Reproduce the records below exactly as they appear.

===== Data entries =====

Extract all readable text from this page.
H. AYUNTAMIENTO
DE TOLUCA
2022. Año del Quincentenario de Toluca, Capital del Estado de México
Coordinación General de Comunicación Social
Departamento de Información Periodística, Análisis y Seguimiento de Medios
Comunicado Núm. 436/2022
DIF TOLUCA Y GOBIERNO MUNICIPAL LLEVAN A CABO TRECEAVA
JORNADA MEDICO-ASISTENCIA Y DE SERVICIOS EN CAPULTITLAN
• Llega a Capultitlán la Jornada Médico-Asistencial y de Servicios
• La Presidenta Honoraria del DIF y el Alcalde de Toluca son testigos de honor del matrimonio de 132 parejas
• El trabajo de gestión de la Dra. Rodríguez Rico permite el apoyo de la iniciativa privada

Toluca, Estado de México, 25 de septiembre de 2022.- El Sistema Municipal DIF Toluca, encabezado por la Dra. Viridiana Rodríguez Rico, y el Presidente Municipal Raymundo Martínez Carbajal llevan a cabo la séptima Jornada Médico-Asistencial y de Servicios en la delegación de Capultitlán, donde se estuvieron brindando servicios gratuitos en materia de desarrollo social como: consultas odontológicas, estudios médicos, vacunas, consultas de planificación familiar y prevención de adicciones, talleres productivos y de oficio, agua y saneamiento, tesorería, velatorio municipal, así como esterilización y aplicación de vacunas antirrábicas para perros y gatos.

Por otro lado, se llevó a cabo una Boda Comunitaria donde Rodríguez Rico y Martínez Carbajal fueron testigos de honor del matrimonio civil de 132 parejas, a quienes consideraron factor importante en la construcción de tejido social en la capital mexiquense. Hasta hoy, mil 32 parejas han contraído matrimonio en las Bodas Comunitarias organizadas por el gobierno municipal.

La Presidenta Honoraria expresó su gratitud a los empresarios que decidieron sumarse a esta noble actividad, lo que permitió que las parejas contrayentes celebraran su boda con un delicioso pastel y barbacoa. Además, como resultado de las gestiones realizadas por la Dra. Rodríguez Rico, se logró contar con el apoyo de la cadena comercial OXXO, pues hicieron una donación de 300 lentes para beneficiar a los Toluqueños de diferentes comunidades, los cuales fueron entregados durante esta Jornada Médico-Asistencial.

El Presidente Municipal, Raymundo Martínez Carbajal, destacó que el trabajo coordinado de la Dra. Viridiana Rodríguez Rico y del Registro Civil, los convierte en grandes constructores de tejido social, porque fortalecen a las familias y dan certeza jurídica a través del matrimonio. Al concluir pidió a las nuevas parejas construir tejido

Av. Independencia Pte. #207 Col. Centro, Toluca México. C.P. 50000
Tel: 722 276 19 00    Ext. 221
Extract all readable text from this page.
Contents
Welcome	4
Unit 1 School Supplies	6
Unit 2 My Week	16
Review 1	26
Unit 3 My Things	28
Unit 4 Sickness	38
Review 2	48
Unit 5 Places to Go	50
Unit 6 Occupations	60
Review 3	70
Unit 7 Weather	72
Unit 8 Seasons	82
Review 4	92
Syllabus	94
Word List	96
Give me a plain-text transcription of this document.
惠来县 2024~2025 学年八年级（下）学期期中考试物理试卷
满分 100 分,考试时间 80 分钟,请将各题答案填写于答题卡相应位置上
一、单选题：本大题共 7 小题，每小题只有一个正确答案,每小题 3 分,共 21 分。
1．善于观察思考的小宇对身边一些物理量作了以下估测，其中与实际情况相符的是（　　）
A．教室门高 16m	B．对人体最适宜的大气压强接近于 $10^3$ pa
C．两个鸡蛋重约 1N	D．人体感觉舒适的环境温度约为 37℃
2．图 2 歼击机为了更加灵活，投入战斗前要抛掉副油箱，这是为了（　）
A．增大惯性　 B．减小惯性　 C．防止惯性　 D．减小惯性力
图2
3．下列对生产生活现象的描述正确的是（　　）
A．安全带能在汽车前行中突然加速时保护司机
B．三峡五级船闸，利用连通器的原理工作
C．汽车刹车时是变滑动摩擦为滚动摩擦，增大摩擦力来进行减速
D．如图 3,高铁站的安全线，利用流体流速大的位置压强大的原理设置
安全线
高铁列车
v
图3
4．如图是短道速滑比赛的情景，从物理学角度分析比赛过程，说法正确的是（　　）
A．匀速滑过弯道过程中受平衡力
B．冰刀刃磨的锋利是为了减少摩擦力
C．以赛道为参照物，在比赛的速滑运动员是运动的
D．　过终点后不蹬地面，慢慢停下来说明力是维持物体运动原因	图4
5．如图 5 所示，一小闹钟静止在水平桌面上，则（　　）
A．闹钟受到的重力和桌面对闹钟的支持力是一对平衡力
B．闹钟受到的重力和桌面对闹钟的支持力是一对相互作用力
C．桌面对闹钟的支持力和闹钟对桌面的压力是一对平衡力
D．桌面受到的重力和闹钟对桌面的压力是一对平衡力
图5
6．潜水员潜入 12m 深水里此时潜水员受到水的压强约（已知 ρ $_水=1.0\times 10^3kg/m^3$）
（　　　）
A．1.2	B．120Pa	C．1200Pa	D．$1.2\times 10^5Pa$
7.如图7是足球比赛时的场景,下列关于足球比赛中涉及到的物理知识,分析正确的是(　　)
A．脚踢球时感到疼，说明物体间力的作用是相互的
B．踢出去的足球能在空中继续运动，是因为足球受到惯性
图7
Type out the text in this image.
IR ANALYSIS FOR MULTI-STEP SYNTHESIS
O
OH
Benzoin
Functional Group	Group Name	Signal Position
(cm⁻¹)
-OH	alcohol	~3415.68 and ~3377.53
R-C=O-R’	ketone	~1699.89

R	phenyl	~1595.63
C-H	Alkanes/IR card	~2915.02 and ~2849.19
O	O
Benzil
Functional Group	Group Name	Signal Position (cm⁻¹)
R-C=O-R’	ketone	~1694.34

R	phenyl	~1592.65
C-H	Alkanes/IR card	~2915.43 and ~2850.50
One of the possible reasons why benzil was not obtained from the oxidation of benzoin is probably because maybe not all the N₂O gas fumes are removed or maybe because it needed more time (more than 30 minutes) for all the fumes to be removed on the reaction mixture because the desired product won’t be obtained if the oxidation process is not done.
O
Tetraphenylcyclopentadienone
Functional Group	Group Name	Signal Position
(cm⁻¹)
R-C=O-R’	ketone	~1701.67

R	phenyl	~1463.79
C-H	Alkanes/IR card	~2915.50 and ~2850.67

=====

=== Result ===
Extract all readable text from this page.
H. AYUNTAMIENTO
DE TOLUCA
2022. Año del Quincentenario de Toluca, Capital del Estado de México
Coordinación General de Comunicación Social
Departamento de Información Periodística, Análisis y Seguimiento de Medios
Comunicado Núm. 436/2022
DIF TOLUCA Y GOBIERNO MUNICIPAL LLEVAN A CABO TRECEAVA
JORNADA MEDICO-ASISTENCIA Y DE SERVICIOS EN CAPULTITLAN
• Llega a Capultitlán la Jornada Médico-Asistencial y de Servicios
• La Presidenta Honoraria del DIF y el Alcalde de Toluca son testigos de honor del matrimonio de 132 parejas
• El trabajo de gestión de la Dra. Rodríguez Rico permite el apoyo de la iniciativa privada

Toluca, Estado de México, 25 de septiembre de 2022.- El Sistema Municipal DIF Toluca, encabezado por la Dra. Viridiana Rodríguez Rico, y el Presidente Municipal Raymundo Martínez Carbajal llevan a cabo la séptima Jornada Médico-Asistencial y de Servicios en la delegación de Capultitlán, donde se estuvieron brindando servicios gratuitos en materia de desarrollo social como: consultas odontológicas, estudios médicos, vacunas, consultas de planificación familiar y prevención de adicciones, talleres productivos y de oficio, agua y saneamiento, tesorería, velatorio municipal, así como esterilización y aplicación de vacunas antirrábicas para perros y gatos.

Por otro lado, se llevó a cabo una Boda Comunitaria donde Rodríguez Rico y Martínez Carbajal fueron testigos de honor del matrimonio civil de 132 parejas, a quienes consideraron factor importante en la construcción de tejido social en la capital mexiquense. Hasta hoy, mil 32 parejas han contraído matrimonio en las Bodas Comunitarias organizadas por el gobierno municipal.

La Presidenta Honoraria expresó su gratitud a los empresarios que decidieron sumarse a esta noble actividad, lo que permitió que las parejas contrayentes celebraran su boda con un delicioso pastel y barbacoa. Además, como resultado de las gestiones realizadas por la Dra. Rodríguez Rico, se logró contar con el apoyo de la cadena comercial OXXO, pues hicieron una donación de 300 lentes para beneficiar a los Toluqueños de diferentes comunidades, los cuales fueron entregados durante esta Jornada Médico-Asistencial.

El Presidente Municipal, Raymundo Martínez Carbajal, destacó que el trabajo coordinado de la Dra. Viridiana Rodríguez Rico y del Registro Civil, los convierte en grandes constructores de tejido social, porque fortalecen a las familias y dan certeza jurídica a través del matrimonio. Al concluir pidió a las nuevas parejas construir tejido

Av. Independencia Pte. #207 Col. Centro, Toluca México. C.P. 50000
Tel: 722 276 19 00    Ext. 221
Extract all readable text from this page.
Contents
Welcome	4
Unit 1 School Supplies	6
Unit 2 My Week	16
Review 1	26
Unit 3 My Things	28
Unit 4 Sickness	38
Review 2	48
Unit 5 Places to Go	50
Unit 6 Occupations	60
Review 3	70
Unit 7 Weather	72
Unit 8 Seasons	82
Review 4	92
Syllabus	94
Word List	96
Give me a plain-text transcription of this document.
惠来县 2024~2025 学年八年级（下）学期期中考试物理试卷
满分 100 分,考试时间 80 分钟,请将各题答案填写于答题卡相应位置上
一、单选题：本大题共 7 小题，每小题只有一个正确答案,每小题 3 分,共 21 分。
1．善于观察思考的小宇对身边一些物理量作了以下估测，其中与实际情况相符的是（　　）
A．教室门高 16m	B．对人体最适宜的大气压强接近于 $10^3$ pa
C．两个鸡蛋重约 1N	D．人体感觉舒适的环境温度约为 37℃
2．图 2 歼击机为了更加灵活，投入战斗前要抛掉副油箱，这是为了（　）
A．增大惯性　 B．减小惯性　 C．防止惯性　 D．减小惯性力
图2
3．下列对生产生活现象的描述正确的是（　　）
A．安全带能在汽车前行中突然加速时保护司机
B．三峡五级船闸，利用连通器的原理工作
C．汽车刹车时是变滑动摩擦为滚动摩擦，增大摩擦力来进行减速
D．如图 3,高铁站的安全线，利用流体流速大的位置压强大的原理设置
安全线
高铁列车
v
图3
4．如图是短道速滑比赛的情景，从物理学角度分析比赛过程，说法正确的是（　　）
A．匀速滑过弯道过程中受平衡力
B．冰刀刃磨的锋利是为了减少摩擦力
C．以赛道为参照物，在比赛的速滑运动员是运动的
D．　过终点后不蹬地面，慢慢停下来说明力是维持物体运动原因	图4
5．如图 5 所示，一小闹钟静止在水平桌面上，则（　　）
A．闹钟受到的重力和桌面对闹钟的支持力是一对平衡力
B．闹钟受到的重力和桌面对闹钟的支持力是一对相互作用力
C．桌面对闹钟的支持力和闹钟对桌面的压力是一对平衡力
D．桌面受到的重力和闹钟对桌面的压力是一对平衡力
图5
6．潜水员潜入 12m 深水里此时潜水员受到水的压强约（已知 ρ $_水=1.0\times 10^3kg/m^3$）
（　　　）
A．1.2	B．120Pa	C．1200Pa	D．$1.2\times 10^5Pa$
7.如图7是足球比赛时的场景,下列关于足球比赛中涉及到的物理知识,分析正确的是(　　)
A．脚踢球时感到疼，说明物体间力的作用是相互的
B．踢出去的足球能在空中继续运动，是因为足球受到惯性
图7
Type out the text in this image.
IR ANALYSIS FOR MULTI-STEP SYNTHESIS
O
OH
Benzoin
Functional Group	Group Name	Signal Position
(cm⁻¹)
-OH	alcohol	~3415.68 and ~3377.53
R-C=O-R’	ketone	~1699.89

R	phenyl	~1595.63
C-H	Alkanes/IR card	~2915.02 and ~2849.19
O	O
Benzil
Functional Group	Group Name	Signal Position (cm⁻¹)
R-C=O-R’	ketone	~1694.34

R	phenyl	~1592.65
C-H	Alkanes/IR card	~2915.43 and ~2850.50
One of the possible reasons why benzil was not obtained from the oxidation of benzoin is probably because maybe not all the N₂O gas fumes are removed or maybe because it needed more time (more than 30 minutes) for all the fumes to be removed on the reaction mixture because the desired product won’t be obtained if the oxidation process is not done.
O
Tetraphenylcyclopentadienone
Functional Group	Group Name	Signal Position
(cm⁻¹)
R-C=O-R’	ketone	~1701.67

R	phenyl	~1463.79
C-H	Alkanes/IR card	~2915.50 and ~2850.67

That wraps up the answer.